DATA PROVIDED:
================

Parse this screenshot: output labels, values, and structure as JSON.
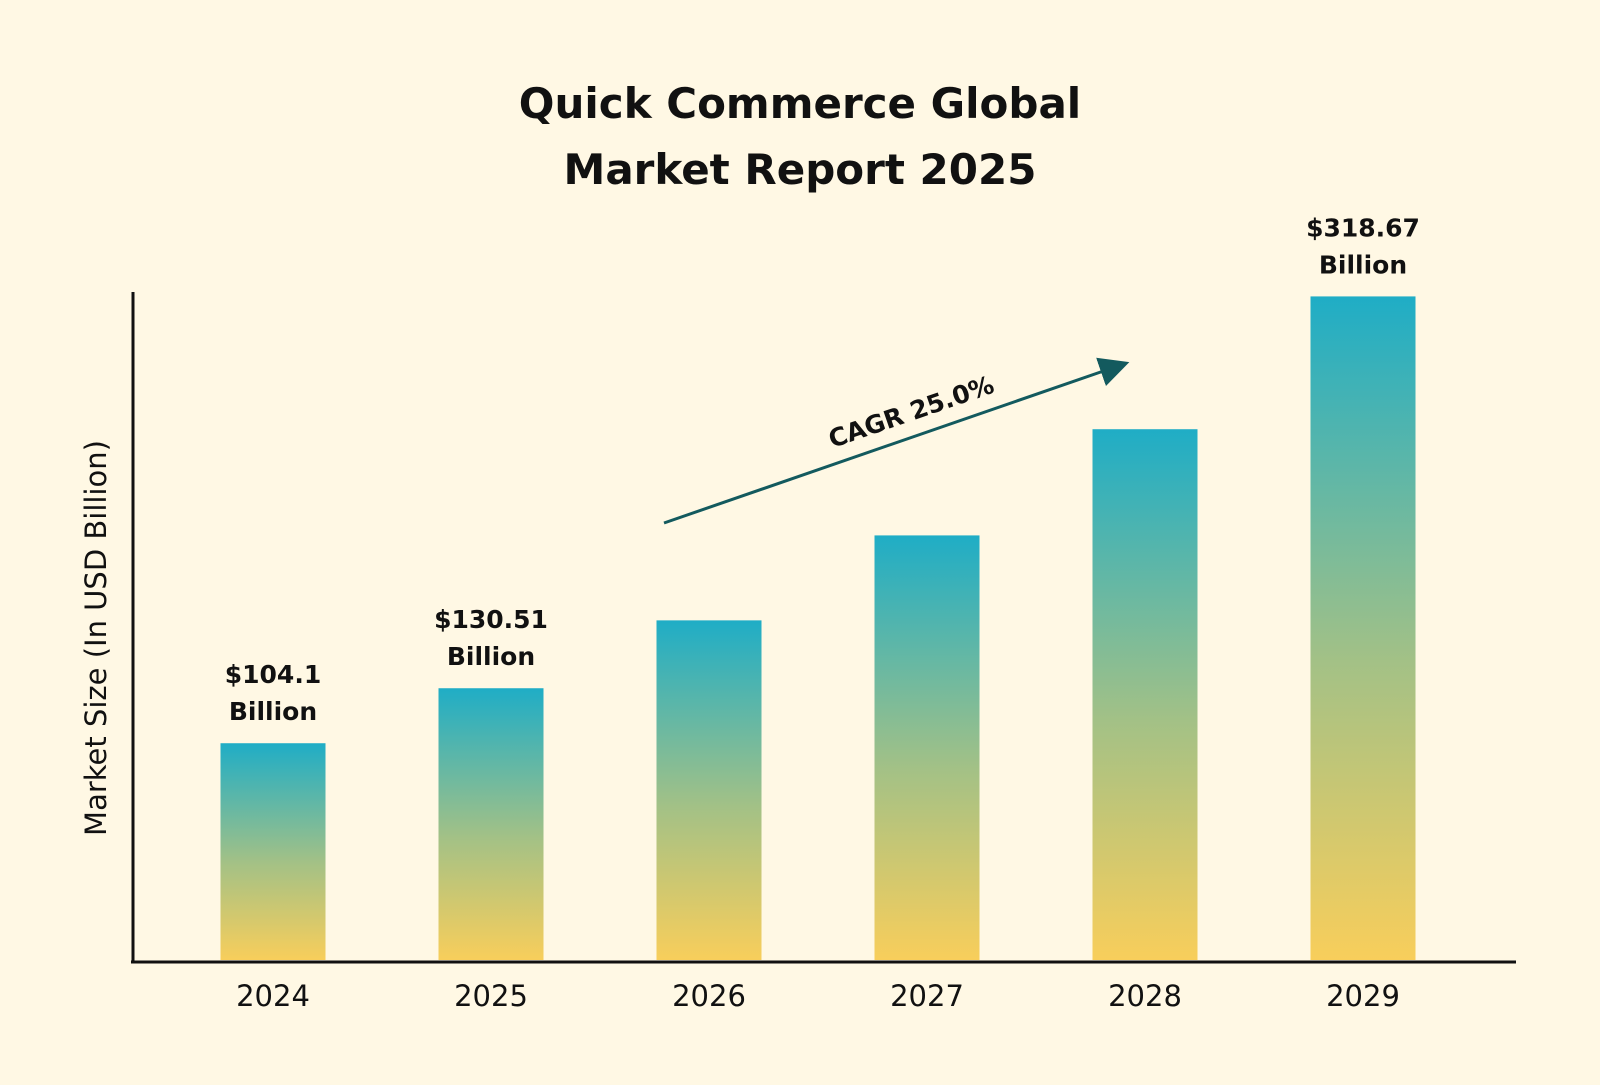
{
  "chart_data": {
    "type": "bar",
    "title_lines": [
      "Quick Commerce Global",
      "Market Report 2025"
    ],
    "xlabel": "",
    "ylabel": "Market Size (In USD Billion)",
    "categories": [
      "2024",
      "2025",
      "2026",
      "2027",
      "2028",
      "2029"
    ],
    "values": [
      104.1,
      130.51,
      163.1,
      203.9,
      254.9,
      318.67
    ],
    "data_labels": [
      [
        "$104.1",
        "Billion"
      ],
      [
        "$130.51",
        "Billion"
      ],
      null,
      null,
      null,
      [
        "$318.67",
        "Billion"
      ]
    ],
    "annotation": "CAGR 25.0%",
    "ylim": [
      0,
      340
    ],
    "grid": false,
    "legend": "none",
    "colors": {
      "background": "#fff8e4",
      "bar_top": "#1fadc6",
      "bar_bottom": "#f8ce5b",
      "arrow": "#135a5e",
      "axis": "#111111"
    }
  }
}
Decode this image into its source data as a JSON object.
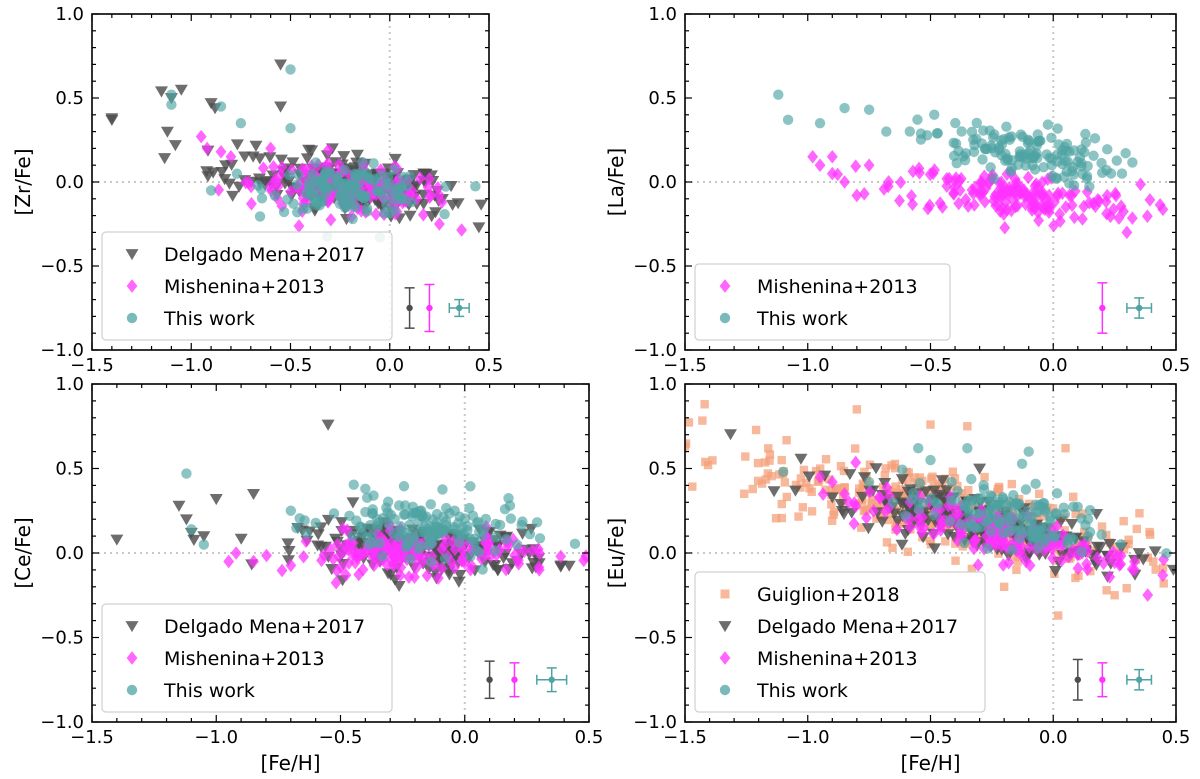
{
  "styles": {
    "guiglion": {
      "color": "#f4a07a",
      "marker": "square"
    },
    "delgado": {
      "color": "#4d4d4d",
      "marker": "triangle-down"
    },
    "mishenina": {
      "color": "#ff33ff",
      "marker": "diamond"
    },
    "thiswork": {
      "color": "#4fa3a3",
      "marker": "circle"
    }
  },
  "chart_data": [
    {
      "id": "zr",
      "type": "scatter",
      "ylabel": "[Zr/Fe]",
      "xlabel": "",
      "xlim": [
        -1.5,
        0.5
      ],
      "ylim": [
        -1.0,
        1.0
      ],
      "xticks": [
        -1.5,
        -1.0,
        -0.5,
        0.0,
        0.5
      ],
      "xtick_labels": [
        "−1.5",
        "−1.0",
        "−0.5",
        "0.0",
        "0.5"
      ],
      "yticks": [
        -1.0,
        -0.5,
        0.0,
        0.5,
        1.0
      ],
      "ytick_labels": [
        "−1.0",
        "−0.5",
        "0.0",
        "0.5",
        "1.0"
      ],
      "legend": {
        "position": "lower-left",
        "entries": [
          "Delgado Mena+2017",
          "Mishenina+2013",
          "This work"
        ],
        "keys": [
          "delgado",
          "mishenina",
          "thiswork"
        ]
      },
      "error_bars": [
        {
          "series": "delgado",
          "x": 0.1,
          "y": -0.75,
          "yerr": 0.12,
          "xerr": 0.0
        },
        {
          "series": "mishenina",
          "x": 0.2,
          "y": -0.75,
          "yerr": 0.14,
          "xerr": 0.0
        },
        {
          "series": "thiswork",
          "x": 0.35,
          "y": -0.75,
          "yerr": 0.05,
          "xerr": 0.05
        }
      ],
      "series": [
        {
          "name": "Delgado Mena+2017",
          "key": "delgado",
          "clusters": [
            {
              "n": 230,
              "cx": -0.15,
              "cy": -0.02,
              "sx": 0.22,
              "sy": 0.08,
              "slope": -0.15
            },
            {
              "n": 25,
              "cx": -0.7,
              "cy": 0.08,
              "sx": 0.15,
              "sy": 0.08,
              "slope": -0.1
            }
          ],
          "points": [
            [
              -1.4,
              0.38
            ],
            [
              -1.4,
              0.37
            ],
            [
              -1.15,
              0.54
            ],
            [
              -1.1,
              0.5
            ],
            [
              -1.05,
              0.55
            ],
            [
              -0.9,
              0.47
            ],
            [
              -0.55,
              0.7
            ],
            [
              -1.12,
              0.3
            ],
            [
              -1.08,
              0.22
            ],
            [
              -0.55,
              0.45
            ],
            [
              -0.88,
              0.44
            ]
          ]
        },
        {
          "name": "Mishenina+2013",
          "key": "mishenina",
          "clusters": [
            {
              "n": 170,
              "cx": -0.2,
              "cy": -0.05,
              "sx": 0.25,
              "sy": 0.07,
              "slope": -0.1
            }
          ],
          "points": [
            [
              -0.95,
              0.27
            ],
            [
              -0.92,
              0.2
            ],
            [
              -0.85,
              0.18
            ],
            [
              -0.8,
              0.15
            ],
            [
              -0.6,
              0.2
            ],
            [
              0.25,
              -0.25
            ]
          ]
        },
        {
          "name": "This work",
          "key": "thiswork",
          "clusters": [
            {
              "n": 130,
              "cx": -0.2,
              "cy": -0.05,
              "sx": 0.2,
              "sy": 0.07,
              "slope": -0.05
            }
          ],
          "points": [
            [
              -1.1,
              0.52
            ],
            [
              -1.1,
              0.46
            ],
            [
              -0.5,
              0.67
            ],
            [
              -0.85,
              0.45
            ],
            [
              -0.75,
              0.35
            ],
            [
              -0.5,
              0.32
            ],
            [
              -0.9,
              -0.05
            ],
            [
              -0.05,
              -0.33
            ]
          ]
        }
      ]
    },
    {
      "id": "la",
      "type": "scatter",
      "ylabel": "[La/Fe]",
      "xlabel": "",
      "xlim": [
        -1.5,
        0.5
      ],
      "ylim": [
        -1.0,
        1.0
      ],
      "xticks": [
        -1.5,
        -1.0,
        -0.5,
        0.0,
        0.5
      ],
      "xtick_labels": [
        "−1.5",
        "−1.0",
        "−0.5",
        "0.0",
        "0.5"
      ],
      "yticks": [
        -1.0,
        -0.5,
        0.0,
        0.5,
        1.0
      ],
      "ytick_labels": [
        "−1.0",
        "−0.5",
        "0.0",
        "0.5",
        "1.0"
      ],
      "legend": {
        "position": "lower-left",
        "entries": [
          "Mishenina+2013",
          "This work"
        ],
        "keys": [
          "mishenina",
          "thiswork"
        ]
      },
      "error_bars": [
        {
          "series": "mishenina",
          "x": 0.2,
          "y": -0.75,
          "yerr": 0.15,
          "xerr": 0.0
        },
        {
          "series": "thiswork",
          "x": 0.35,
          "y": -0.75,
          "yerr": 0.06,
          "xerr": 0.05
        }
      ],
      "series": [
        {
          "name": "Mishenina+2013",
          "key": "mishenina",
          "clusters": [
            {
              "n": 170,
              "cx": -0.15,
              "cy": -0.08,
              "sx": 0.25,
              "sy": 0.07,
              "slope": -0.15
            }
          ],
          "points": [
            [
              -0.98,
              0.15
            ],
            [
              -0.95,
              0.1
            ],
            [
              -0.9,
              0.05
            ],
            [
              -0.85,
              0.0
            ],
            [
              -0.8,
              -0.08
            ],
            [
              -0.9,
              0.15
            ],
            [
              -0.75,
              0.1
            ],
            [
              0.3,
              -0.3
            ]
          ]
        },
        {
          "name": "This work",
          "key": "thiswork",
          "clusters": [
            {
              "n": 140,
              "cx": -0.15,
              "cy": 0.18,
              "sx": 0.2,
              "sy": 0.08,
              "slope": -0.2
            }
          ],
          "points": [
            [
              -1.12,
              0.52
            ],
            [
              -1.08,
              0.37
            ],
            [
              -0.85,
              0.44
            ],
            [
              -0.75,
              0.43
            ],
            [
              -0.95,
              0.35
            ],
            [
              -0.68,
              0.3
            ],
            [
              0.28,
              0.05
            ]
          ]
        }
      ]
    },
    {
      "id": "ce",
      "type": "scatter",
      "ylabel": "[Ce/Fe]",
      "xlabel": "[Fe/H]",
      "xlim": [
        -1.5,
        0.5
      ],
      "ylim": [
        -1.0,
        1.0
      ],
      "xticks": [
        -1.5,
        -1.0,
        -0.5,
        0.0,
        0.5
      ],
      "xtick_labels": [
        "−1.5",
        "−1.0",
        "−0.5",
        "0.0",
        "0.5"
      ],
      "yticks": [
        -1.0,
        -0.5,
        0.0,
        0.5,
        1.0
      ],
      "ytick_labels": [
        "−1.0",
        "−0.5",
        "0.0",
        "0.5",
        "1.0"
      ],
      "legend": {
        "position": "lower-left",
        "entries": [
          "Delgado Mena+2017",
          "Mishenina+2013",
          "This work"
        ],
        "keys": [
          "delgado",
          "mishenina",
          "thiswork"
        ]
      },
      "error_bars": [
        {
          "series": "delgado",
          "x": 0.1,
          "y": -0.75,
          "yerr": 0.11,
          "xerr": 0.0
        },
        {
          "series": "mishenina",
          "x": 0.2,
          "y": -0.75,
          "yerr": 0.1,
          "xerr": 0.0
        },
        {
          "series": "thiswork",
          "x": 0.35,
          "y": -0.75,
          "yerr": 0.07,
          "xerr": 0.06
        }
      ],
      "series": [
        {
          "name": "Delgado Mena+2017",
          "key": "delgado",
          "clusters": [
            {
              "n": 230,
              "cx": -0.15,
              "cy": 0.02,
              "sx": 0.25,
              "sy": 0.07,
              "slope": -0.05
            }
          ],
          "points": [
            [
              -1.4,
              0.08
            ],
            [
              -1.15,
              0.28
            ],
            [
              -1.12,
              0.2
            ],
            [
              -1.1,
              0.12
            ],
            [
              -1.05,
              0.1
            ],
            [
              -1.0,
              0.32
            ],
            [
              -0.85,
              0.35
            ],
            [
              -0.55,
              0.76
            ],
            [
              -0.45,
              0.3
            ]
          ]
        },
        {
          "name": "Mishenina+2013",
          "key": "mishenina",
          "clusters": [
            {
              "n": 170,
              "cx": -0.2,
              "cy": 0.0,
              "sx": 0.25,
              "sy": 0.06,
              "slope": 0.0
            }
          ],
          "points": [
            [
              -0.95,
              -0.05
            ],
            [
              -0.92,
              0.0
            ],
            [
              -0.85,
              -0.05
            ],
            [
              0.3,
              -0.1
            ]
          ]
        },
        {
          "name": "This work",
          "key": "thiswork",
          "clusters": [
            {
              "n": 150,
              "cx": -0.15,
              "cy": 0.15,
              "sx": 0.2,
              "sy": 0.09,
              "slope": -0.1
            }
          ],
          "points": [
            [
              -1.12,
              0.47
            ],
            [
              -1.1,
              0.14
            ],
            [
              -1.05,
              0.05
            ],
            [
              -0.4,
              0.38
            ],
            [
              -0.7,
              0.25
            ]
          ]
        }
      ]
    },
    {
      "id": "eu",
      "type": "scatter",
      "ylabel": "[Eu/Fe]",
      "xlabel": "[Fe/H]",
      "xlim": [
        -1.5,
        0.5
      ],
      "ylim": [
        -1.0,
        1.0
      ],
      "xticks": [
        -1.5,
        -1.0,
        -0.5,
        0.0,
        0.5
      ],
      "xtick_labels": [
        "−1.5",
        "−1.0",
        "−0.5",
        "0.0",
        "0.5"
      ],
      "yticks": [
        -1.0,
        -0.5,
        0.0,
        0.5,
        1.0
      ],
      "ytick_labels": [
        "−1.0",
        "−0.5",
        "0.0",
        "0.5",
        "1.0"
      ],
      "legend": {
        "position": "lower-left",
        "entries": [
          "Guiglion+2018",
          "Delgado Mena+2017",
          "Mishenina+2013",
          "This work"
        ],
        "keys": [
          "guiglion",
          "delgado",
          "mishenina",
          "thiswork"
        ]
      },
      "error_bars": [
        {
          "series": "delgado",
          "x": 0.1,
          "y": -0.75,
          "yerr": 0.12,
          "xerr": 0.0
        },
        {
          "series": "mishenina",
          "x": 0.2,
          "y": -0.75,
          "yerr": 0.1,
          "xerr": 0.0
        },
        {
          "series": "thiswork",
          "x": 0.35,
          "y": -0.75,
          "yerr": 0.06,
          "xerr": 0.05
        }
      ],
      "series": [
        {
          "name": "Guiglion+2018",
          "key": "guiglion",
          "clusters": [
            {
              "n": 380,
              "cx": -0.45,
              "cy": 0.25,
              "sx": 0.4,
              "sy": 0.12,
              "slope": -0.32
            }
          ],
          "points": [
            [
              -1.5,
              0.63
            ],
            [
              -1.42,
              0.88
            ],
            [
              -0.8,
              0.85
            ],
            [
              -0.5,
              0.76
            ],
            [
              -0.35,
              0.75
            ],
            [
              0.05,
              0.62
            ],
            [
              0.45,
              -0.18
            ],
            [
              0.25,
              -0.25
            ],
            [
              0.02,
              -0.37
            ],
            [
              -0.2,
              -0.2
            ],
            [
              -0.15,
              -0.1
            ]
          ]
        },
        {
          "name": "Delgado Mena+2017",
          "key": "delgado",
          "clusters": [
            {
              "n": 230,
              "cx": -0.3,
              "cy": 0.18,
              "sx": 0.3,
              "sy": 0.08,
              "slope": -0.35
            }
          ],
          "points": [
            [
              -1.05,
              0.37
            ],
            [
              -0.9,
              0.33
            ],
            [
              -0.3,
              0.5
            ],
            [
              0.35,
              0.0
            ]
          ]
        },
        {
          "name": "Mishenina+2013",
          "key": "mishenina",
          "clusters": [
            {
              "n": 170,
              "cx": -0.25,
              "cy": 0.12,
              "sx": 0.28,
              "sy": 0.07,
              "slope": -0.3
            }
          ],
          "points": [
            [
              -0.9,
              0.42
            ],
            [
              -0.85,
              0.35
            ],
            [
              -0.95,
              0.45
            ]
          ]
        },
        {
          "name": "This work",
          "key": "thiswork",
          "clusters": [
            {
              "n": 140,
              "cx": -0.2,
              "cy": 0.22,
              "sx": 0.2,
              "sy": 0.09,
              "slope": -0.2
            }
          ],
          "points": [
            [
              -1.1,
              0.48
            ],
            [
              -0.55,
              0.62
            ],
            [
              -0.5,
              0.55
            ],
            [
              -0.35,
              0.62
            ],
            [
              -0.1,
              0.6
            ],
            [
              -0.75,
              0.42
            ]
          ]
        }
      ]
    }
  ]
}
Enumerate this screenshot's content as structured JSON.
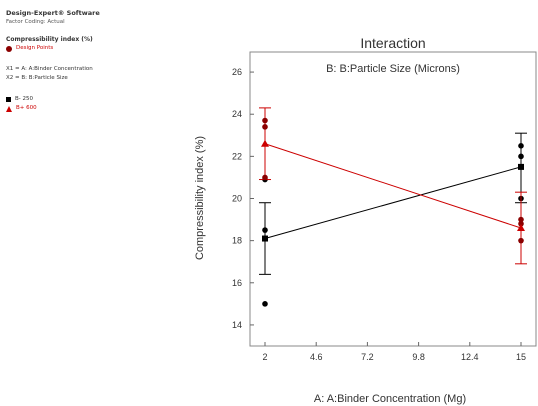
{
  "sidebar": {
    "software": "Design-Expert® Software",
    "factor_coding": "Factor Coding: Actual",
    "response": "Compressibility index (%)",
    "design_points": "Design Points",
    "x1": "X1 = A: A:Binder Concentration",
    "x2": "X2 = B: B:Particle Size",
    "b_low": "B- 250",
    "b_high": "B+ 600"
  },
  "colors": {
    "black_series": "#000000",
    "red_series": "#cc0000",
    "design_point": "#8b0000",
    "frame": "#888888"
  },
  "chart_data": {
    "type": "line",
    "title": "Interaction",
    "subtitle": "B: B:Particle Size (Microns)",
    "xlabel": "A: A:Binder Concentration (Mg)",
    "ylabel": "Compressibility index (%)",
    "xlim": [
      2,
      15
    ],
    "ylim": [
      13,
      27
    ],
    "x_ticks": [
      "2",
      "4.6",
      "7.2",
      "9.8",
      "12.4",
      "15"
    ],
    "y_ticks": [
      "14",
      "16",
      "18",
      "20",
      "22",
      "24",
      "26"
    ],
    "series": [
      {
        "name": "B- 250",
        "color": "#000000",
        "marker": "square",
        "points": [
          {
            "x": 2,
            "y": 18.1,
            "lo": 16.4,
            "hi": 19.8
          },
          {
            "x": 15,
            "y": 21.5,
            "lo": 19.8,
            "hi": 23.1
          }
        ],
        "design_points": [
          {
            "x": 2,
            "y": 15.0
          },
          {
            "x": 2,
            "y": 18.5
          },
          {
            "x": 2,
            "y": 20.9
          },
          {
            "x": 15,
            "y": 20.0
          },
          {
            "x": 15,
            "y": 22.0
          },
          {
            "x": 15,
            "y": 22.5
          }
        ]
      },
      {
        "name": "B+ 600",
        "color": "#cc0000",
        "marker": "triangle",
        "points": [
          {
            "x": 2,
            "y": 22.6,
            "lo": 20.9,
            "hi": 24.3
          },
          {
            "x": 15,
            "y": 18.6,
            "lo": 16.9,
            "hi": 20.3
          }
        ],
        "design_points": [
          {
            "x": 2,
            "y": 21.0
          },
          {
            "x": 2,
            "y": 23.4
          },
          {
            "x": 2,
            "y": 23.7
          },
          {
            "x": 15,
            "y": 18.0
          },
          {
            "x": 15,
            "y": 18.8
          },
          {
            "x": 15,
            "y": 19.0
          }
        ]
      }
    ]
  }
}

================

Show every line of the records above that contains the word "screenshot".

OUTPUT OF THE EXERCISE:
Parse this screenshot: output labels, values, and structure as JSON.
Enumerate this screenshot's content as structured JSON.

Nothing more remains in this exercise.